WHAT THIS TASK INVOLVES: Filter the entries that follow, copying every line in which the word "Непрограммные" appears.

-------- STORED ROWS --------

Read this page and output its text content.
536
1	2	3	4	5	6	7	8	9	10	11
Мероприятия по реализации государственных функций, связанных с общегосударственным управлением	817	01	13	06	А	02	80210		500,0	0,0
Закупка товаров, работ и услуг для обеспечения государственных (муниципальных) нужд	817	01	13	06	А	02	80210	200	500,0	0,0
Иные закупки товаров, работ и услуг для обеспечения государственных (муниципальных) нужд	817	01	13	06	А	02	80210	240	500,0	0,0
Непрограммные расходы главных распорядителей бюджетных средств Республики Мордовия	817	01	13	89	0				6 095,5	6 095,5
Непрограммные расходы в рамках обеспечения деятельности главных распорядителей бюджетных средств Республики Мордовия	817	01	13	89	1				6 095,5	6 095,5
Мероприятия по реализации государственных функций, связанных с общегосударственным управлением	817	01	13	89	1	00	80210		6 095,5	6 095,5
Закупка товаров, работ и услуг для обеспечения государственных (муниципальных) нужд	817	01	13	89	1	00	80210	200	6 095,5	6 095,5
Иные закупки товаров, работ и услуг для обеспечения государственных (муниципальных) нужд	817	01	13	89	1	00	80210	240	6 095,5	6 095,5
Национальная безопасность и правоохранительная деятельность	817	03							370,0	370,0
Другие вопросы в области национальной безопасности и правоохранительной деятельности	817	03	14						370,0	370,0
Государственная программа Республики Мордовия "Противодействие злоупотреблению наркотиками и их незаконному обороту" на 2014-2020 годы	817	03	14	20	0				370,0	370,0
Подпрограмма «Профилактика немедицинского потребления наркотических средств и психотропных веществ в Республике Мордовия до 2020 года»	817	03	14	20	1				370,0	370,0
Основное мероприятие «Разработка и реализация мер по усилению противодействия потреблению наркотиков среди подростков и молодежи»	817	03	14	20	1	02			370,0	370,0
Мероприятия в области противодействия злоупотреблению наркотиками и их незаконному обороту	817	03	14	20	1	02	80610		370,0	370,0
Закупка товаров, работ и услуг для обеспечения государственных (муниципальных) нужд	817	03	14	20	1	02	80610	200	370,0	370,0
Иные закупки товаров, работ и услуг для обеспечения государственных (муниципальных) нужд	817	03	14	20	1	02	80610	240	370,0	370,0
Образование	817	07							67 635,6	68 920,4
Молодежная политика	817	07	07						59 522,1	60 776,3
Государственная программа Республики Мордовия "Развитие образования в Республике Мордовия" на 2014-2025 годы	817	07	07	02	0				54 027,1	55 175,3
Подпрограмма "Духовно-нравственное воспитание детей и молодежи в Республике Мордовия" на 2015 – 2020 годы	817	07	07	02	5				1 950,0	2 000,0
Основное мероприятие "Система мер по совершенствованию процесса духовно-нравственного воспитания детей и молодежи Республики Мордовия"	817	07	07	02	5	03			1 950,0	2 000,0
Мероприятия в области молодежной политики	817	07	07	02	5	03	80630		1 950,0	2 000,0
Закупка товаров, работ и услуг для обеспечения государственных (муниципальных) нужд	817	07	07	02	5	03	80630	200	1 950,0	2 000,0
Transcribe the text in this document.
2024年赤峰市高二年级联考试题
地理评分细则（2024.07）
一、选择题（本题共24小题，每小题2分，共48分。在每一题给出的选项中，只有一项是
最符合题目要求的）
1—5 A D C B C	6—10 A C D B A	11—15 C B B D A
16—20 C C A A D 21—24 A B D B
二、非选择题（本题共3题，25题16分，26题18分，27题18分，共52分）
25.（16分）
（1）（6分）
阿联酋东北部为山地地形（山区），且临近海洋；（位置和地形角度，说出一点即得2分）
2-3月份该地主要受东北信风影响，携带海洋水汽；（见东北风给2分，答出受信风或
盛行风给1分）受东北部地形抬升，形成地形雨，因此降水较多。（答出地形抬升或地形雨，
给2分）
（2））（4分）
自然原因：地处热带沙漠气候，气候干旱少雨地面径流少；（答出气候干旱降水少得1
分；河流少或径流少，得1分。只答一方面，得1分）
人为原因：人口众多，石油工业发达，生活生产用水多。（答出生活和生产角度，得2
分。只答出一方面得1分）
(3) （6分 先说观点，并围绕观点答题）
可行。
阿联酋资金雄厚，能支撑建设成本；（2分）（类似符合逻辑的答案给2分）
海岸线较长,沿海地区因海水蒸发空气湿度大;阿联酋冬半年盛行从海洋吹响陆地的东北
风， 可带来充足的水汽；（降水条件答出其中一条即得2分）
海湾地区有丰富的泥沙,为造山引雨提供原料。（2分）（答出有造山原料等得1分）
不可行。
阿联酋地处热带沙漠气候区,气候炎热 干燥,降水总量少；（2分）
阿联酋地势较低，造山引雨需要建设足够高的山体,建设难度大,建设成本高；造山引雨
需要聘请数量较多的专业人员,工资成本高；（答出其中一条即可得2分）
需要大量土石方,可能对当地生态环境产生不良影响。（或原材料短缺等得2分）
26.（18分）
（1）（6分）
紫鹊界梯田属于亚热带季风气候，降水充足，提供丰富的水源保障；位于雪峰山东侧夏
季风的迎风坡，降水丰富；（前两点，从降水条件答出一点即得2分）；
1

--------

COMPLETE ANSWER:
Непрограммные расходы главных распорядителей бюджетных средств Республики Мордовия	817	01	13	89	0				6 095,5	6 095,5
Непрограммные расходы в рамках обеспечения деятельности главных распорядителей бюджетных средств Республики Мордовия	817	01	13	89	1				6 095,5	6 095,5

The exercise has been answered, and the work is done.